Only the pictures stay out; every record is to be quoted exactly.
*** Given data
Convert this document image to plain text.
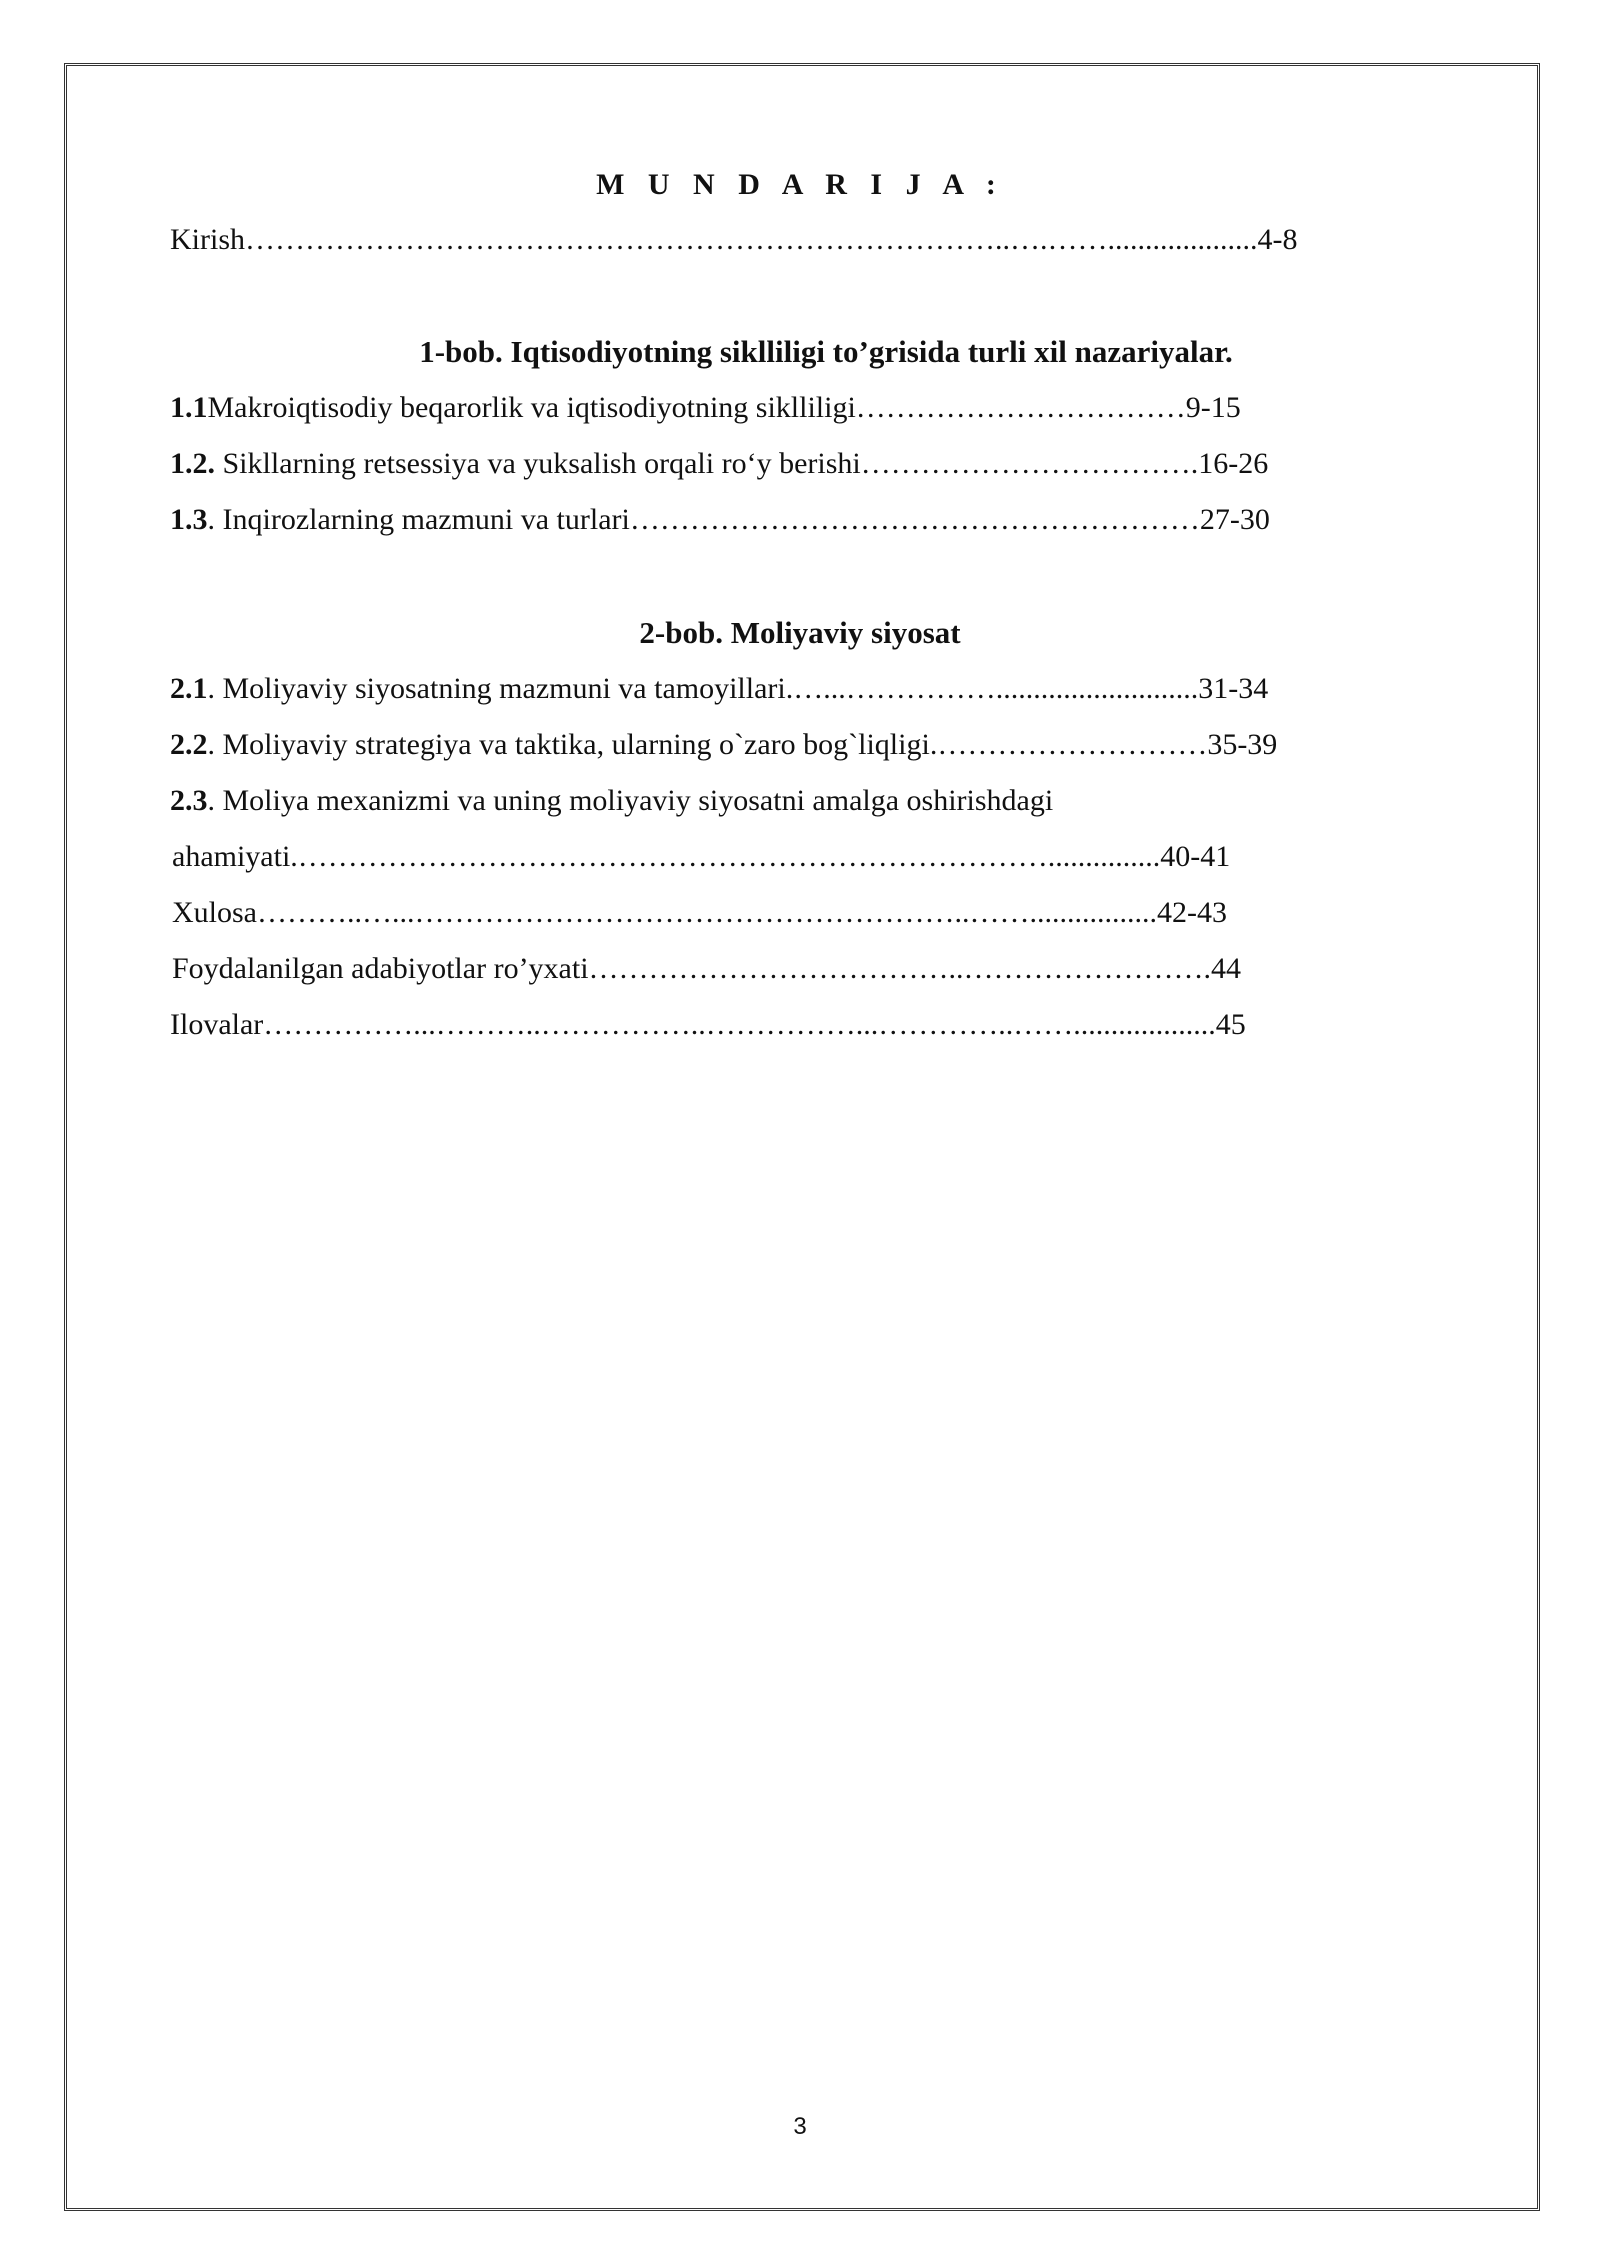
M U N D A R I J A :
Kirish…………………………………………………………………..….……....................4-8
1-bob. Iqtisodiyotning siklliligi to’grisida turli xil nazariyalar.
1.1Makroiqtisodiy beqarorlik va iqtisodiyotning siklliligi……………………………9-15
1.2. Sikllarning retsessiya va yuksalish orqali ro‘y berishi…………………………….16-26
1.3. Inqirozlarning mazmuni va turlari…………………………………………………27-30
2-bob. Moliyaviy siyosat
2.1. Moliyaviy siyosatning mazmuni va tamoyillari.…...……………...........................31-34
2.2. Moliyaviy strategiya va taktika, ularning o`zaro bog`liqligi.………………………35-39
2.3. Moliya mexanizmi va uning moliyaviy siyosatni amalga oshirishdagi
ahamiyati.…………………………………………………………………...............40-41
Xulosa………..…...………………………………………………..…….................42-43
Foydalanilgan adabiyotlar ro’yxati………………………………..…………………….44
Ilovalar……………...………..……………..……………...…………..……...................45
3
******
Answer below
Convert this document image to plain text.
M U N D A R I J A :
Kirish…………………………………………………………………..….……....................4-8
1-bob. Iqtisodiyotning siklliligi to’grisida turli xil nazariyalar.
1.1Makroiqtisodiy beqarorlik va iqtisodiyotning siklliligi……………………………9-15
1.2. Sikllarning retsessiya va yuksalish orqali ro‘y berishi…………………………….16-26
1.3. Inqirozlarning mazmuni va turlari…………………………………………………27-30
2-bob. Moliyaviy siyosat
2.1. Moliyaviy siyosatning mazmuni va tamoyillari.…...……………...........................31-34
2.2. Moliyaviy strategiya va taktika, ularning o`zaro bog`liqligi.………………………35-39
2.3. Moliya mexanizmi va uning moliyaviy siyosatni amalga oshirishdagi
ahamiyati.…………………………………………………………………...............40-41
Xulosa………..…...………………………………………………..…….................42-43
Foydalanilgan adabiyotlar ro’yxati………………………………..…………………….44
Ilovalar……………...………..……………..……………...…………..……...................45
3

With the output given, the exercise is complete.